Pour la trame de l'histoire, il faut savoir que j'aimais beaucoup le village et j'y allais quand j'étais plus jeune pour les vacances. Quand on ne m'y amenait pas, moi-même je prenais la route. Et pendant trois mois, je voyais tout se faire et j'avais vu une forme de vie communautaire qui existait. Franchement, je dois vous dire que j'ai vu des gens porter des feuilles. C'était l'une des dernières images d'une autre Afrique. Je me rappelle, au début quand on faisait la sensibilisation sur les possibilités aratoires comme la charrue, il y avait une charrue dans notre cour qui trainait dans un coin de la maison. Le soir, quand les jeunes gens revenaient des champs, après les grands « sosose » (ndlr : travaux champêtres mobilisateurs), il y avait du tam-tam, des flûtes, des vieux qui félicitaient les jeunes qui avaient aidé à terminer le champ. Donc, on n'avait même pas besoin de ces outils en tant que tels, puisque la société était organisée pour la production et c'était à tour de rôle dans les familles. Et puis, les temps ont passé, les acteurs de cette époque se sont éteints peu à peu et lorsque je repartais au village, je voyais un autre visage de mon village. Un visage vieilli avec des cases vieillottes ; une autre vie était en train de prendre forme, et d'autres valeurs, d'autres centres d'intérêt, une ouverture sur le monde, une accélération de l'immigration et un appauvrissement des capacités de déploiement des familles. Voilà autant de choses qui m'ont inspiré à écrire « La dérive des bozos », avec des dérives d'objectifs, mais c'est juste pour relater l'histoire d'une société, d'une famille en mutation.
C.Z. : Vous avez cela de spécifique que vous utilisez fréquemment des emprunts des langues locales. Comment vous l'expliquez-vous ?
J.P.B. : C'est un besoin, il me semble. Il faut varier le lexique ; parce que nous-mêmes, nous sommes d'une communauté pluraliste au carrefour de langues. Je ne crois pas en une Francophonie monocorde, mais en une Francophonie multiforme. Au Burkina Faso, nous avons environ une soixantaine de langues. Je n'ai pas la prétention de les parler toutes, mais j'en parle au moins trois.
L'Africain c'est d'abord un homme riche de différence et cela se répercute sur le langage. Je n'ai pas peur de le faire, on peut croire que c'est pour faire des barrières ou de la mystification, il n'en est rien. Et les barrières sont faites pour être vaincues. Je crois également que, le faisant, c'est un reflet de mes communautés. On ne peut pas être d'une communauté pluraliste et faire autre chose que du pluralisme dans tout ce qu'on entreprend, y compris la littérature.

> **DONNÉES FOURNIES**:
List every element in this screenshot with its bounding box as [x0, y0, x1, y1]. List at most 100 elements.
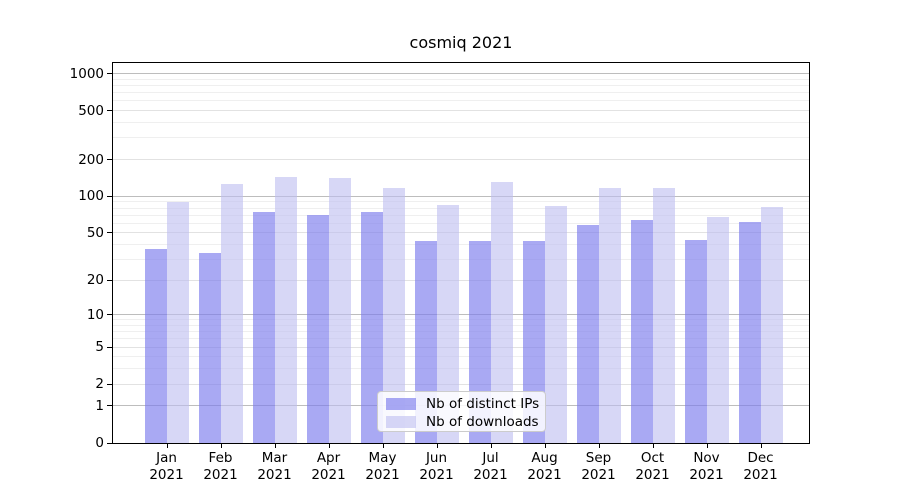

> **TRAVAIL DEMANDÉ**:
D'après l'entretien, combien de langues le Burkina Faso compte-t-il environ ? Les lignes n'ont aucun rapport avec le texte.

> **RÉPONSE**:
Environ une soixantaine de langues.